#### [Exercise details]
Give only one thing: the number of lines that include the word "color".

Dataset excerpt
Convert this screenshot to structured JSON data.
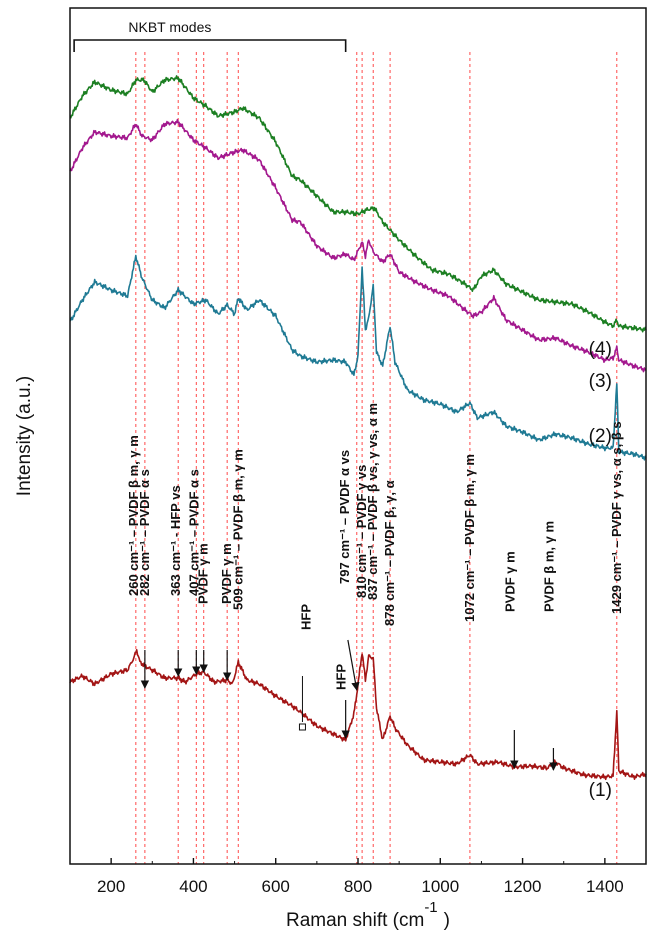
{
  "chart_data": {
    "type": "line",
    "title": "",
    "xlabel": "Raman shift  (cm",
    "xlabel_superscript": "-1",
    "xlabel_close": ")",
    "ylabel": "Intensity  (a.u.)",
    "xlim": [
      100,
      1500
    ],
    "x_ticks": [
      200,
      400,
      600,
      800,
      1000,
      1200,
      1400
    ],
    "x_tick_labels": [
      "200",
      "400",
      "600",
      "800",
      "1000",
      "1200",
      "1400"
    ],
    "y_axis_ticks": "none",
    "grid": false,
    "legend": "none",
    "series": [
      {
        "name": "(1)",
        "color": "#a31515",
        "points": [
          [
            100,
            682
          ],
          [
            130,
            676
          ],
          [
            160,
            684
          ],
          [
            200,
            674
          ],
          [
            240,
            670
          ],
          [
            255,
            658
          ],
          [
            262,
            650
          ],
          [
            270,
            662
          ],
          [
            282,
            666
          ],
          [
            300,
            670
          ],
          [
            330,
            678
          ],
          [
            363,
            678
          ],
          [
            380,
            682
          ],
          [
            407,
            674
          ],
          [
            425,
            672
          ],
          [
            450,
            682
          ],
          [
            482,
            680
          ],
          [
            495,
            684
          ],
          [
            509,
            662
          ],
          [
            530,
            680
          ],
          [
            560,
            684
          ],
          [
            600,
            696
          ],
          [
            640,
            706
          ],
          [
            660,
            712
          ],
          [
            700,
            726
          ],
          [
            740,
            734
          ],
          [
            770,
            740
          ],
          [
            790,
            714
          ],
          [
            797,
            694
          ],
          [
            810,
            652
          ],
          [
            818,
            680
          ],
          [
            826,
            656
          ],
          [
            837,
            658
          ],
          [
            845,
            708
          ],
          [
            860,
            740
          ],
          [
            878,
            716
          ],
          [
            890,
            728
          ],
          [
            920,
            745
          ],
          [
            960,
            760
          ],
          [
            1000,
            762
          ],
          [
            1040,
            764
          ],
          [
            1072,
            755
          ],
          [
            1090,
            764
          ],
          [
            1140,
            762
          ],
          [
            1180,
            767
          ],
          [
            1220,
            766
          ],
          [
            1260,
            768
          ],
          [
            1280,
            762
          ],
          [
            1300,
            768
          ],
          [
            1350,
            775
          ],
          [
            1400,
            777
          ],
          [
            1420,
            776
          ],
          [
            1429,
            712
          ],
          [
            1434,
            771
          ],
          [
            1470,
            777
          ],
          [
            1500,
            774
          ]
        ]
      },
      {
        "name": "(2)",
        "color": "#1f7a94",
        "points": [
          [
            100,
            322
          ],
          [
            130,
            300
          ],
          [
            160,
            282
          ],
          [
            200,
            290
          ],
          [
            240,
            296
          ],
          [
            260,
            256
          ],
          [
            275,
            278
          ],
          [
            300,
            300
          ],
          [
            330,
            308
          ],
          [
            363,
            290
          ],
          [
            400,
            304
          ],
          [
            430,
            300
          ],
          [
            460,
            314
          ],
          [
            482,
            305
          ],
          [
            500,
            314
          ],
          [
            509,
            298
          ],
          [
            530,
            310
          ],
          [
            560,
            300
          ],
          [
            600,
            316
          ],
          [
            640,
            350
          ],
          [
            660,
            356
          ],
          [
            700,
            362
          ],
          [
            740,
            360
          ],
          [
            770,
            362
          ],
          [
            790,
            375
          ],
          [
            800,
            356
          ],
          [
            810,
            268
          ],
          [
            818,
            330
          ],
          [
            826,
            318
          ],
          [
            837,
            286
          ],
          [
            845,
            352
          ],
          [
            860,
            366
          ],
          [
            878,
            326
          ],
          [
            890,
            362
          ],
          [
            920,
            390
          ],
          [
            960,
            400
          ],
          [
            1000,
            404
          ],
          [
            1040,
            412
          ],
          [
            1072,
            403
          ],
          [
            1090,
            418
          ],
          [
            1130,
            412
          ],
          [
            1160,
            426
          ],
          [
            1200,
            432
          ],
          [
            1240,
            440
          ],
          [
            1280,
            434
          ],
          [
            1320,
            438
          ],
          [
            1360,
            444
          ],
          [
            1400,
            448
          ],
          [
            1420,
            448
          ],
          [
            1429,
            384
          ],
          [
            1434,
            452
          ],
          [
            1470,
            454
          ],
          [
            1500,
            458
          ]
        ]
      },
      {
        "name": "(3)",
        "color": "#a3188e",
        "points": [
          [
            100,
            172
          ],
          [
            130,
            148
          ],
          [
            160,
            132
          ],
          [
            200,
            136
          ],
          [
            240,
            138
          ],
          [
            260,
            124
          ],
          [
            275,
            136
          ],
          [
            300,
            140
          ],
          [
            330,
            124
          ],
          [
            363,
            122
          ],
          [
            400,
            140
          ],
          [
            430,
            148
          ],
          [
            460,
            158
          ],
          [
            500,
            152
          ],
          [
            520,
            150
          ],
          [
            560,
            160
          ],
          [
            600,
            188
          ],
          [
            640,
            220
          ],
          [
            660,
            222
          ],
          [
            700,
            246
          ],
          [
            740,
            258
          ],
          [
            770,
            254
          ],
          [
            790,
            260
          ],
          [
            810,
            242
          ],
          [
            818,
            256
          ],
          [
            826,
            240
          ],
          [
            837,
            252
          ],
          [
            860,
            262
          ],
          [
            878,
            254
          ],
          [
            900,
            272
          ],
          [
            940,
            282
          ],
          [
            980,
            290
          ],
          [
            1020,
            296
          ],
          [
            1060,
            310
          ],
          [
            1080,
            316
          ],
          [
            1100,
            312
          ],
          [
            1130,
            298
          ],
          [
            1160,
            320
          ],
          [
            1200,
            330
          ],
          [
            1240,
            340
          ],
          [
            1280,
            338
          ],
          [
            1320,
            346
          ],
          [
            1360,
            352
          ],
          [
            1400,
            360
          ],
          [
            1420,
            358
          ],
          [
            1429,
            348
          ],
          [
            1434,
            360
          ],
          [
            1470,
            366
          ],
          [
            1500,
            370
          ]
        ]
      },
      {
        "name": "(4)",
        "color": "#1c7f22",
        "points": [
          [
            100,
            118
          ],
          [
            130,
            96
          ],
          [
            160,
            82
          ],
          [
            200,
            90
          ],
          [
            240,
            94
          ],
          [
            260,
            80
          ],
          [
            280,
            80
          ],
          [
            300,
            92
          ],
          [
            330,
            80
          ],
          [
            363,
            78
          ],
          [
            400,
            98
          ],
          [
            430,
            106
          ],
          [
            460,
            116
          ],
          [
            500,
            112
          ],
          [
            520,
            108
          ],
          [
            560,
            118
          ],
          [
            600,
            142
          ],
          [
            640,
            176
          ],
          [
            660,
            180
          ],
          [
            700,
            196
          ],
          [
            740,
            212
          ],
          [
            770,
            212
          ],
          [
            800,
            214
          ],
          [
            820,
            210
          ],
          [
            840,
            208
          ],
          [
            860,
            222
          ],
          [
            900,
            240
          ],
          [
            940,
            256
          ],
          [
            980,
            270
          ],
          [
            1020,
            274
          ],
          [
            1060,
            284
          ],
          [
            1080,
            290
          ],
          [
            1100,
            276
          ],
          [
            1130,
            270
          ],
          [
            1160,
            284
          ],
          [
            1200,
            292
          ],
          [
            1240,
            300
          ],
          [
            1280,
            302
          ],
          [
            1320,
            304
          ],
          [
            1360,
            312
          ],
          [
            1400,
            322
          ],
          [
            1420,
            326
          ],
          [
            1429,
            320
          ],
          [
            1434,
            326
          ],
          [
            1470,
            328
          ],
          [
            1500,
            330
          ]
        ]
      }
    ],
    "reference_lines": {
      "color": "#ff4a4a",
      "x": [
        260,
        282,
        363,
        407,
        425,
        482,
        509,
        797,
        810,
        837,
        878,
        1072,
        1429
      ]
    },
    "bracket": {
      "label": "NKBT modes",
      "x_range": [
        110,
        770
      ]
    },
    "curve_labels": [
      {
        "text": "(1)",
        "x": 1385
      },
      {
        "text": "(2)",
        "x": 1385
      },
      {
        "text": "(3)",
        "x": 1385
      },
      {
        "text": "(4)",
        "x": 1385
      }
    ],
    "peak_annotations": [
      {
        "x": 260,
        "text": "260 cm⁻¹ – PVDF β m, γ m"
      },
      {
        "x": 282,
        "text": "282 cm⁻¹ – PVDF α s"
      },
      {
        "x": 363,
        "text": "363  cm⁻¹ - HFP vs"
      },
      {
        "x": 407,
        "text": "407  cm⁻¹ – PVDF α s"
      },
      {
        "x": 425,
        "text": "PVDF γ m"
      },
      {
        "x": 482,
        "text": "PVDF γ m"
      },
      {
        "x": 509,
        "text": "509 cm⁻¹ – PVDF β m, γ m"
      },
      {
        "x": 797,
        "text": "797 cm⁻¹  –  PVDF α vs"
      },
      {
        "x": 810,
        "text": "810 cm⁻¹ – PVDF γ vs"
      },
      {
        "x": 837,
        "text": "837 cm⁻¹ – PVDF β vs, γ vs, α m"
      },
      {
        "x": 878,
        "text": "878  cm⁻¹ – PVDF β, γ, α"
      },
      {
        "x": 1072,
        "text": "1072 cm⁻¹ – PVDF β m, γ m"
      },
      {
        "x": 1180,
        "text": "PVDF γ m"
      },
      {
        "x": 1275,
        "text": "PVDF β m, γ m"
      },
      {
        "x": 1429,
        "text": "1429 cm⁻¹ – PVDF γ vs, α s, β s"
      },
      {
        "x": 665,
        "text": "HFP"
      },
      {
        "x": 770,
        "text": "HFP"
      }
    ]
  }
}
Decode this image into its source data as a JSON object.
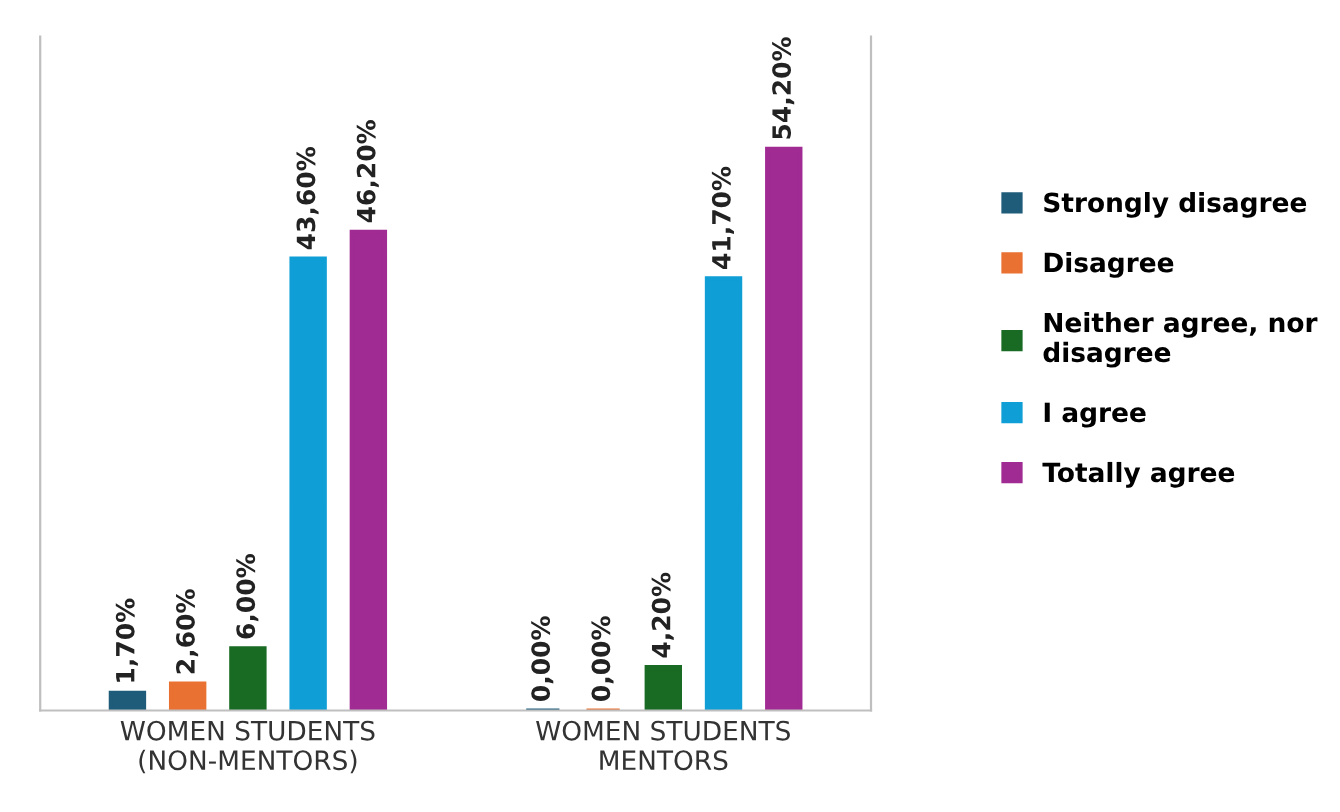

#### [Solution to the exercise]
5